RECORD LIST
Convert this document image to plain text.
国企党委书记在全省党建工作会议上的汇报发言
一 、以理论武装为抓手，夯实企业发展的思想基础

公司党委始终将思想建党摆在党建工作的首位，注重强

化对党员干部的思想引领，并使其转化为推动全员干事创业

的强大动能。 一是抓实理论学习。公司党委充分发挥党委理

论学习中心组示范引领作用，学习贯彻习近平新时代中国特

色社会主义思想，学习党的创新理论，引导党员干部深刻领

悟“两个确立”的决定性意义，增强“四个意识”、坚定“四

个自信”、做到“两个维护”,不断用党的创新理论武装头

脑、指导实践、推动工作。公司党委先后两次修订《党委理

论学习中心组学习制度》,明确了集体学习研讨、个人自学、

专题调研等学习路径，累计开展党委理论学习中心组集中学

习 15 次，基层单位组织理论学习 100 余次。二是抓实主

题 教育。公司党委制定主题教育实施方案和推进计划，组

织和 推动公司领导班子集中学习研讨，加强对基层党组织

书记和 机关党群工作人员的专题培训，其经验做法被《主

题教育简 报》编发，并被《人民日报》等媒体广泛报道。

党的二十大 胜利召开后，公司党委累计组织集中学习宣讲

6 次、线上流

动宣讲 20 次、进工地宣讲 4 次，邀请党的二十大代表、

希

TASK DETAILS
Return every line of the material exactly.

EXERCISE RESPONSE
Convert this document image to plain text.
国企党委书记在全省党建工作会议上的汇报发言
一 、以理论武装为抓手，夯实企业发展的思想基础

公司党委始终将思想建党摆在党建工作的首位，注重强

化对党员干部的思想引领，并使其转化为推动全员干事创业

的强大动能。 一是抓实理论学习。公司党委充分发挥党委理

论学习中心组示范引领作用，学习贯彻习近平新时代中国特

色社会主义思想，学习党的创新理论，引导党员干部深刻领

悟“两个确立”的决定性意义，增强“四个意识”、坚定“四

个自信”、做到“两个维护”,不断用党的创新理论武装头

脑、指导实践、推动工作。公司党委先后两次修订《党委理

论学习中心组学习制度》,明确了集体学习研讨、个人自学、

专题调研等学习路径，累计开展党委理论学习中心组集中学

习 15 次，基层单位组织理论学习 100 余次。二是抓实主

题 教育。公司党委制定主题教育实施方案和推进计划，组

织和 推动公司领导班子集中学习研讨，加强对基层党组织

书记和 机关党群工作人员的专题培训，其经验做法被《主

题教育简 报》编发，并被《人民日报》等媒体广泛报道。

党的二十大 胜利召开后，公司党委累计组织集中学习宣讲

6 次、线上流

动宣讲 20 次、进工地宣讲 4 次，邀请党的二十大代表、

希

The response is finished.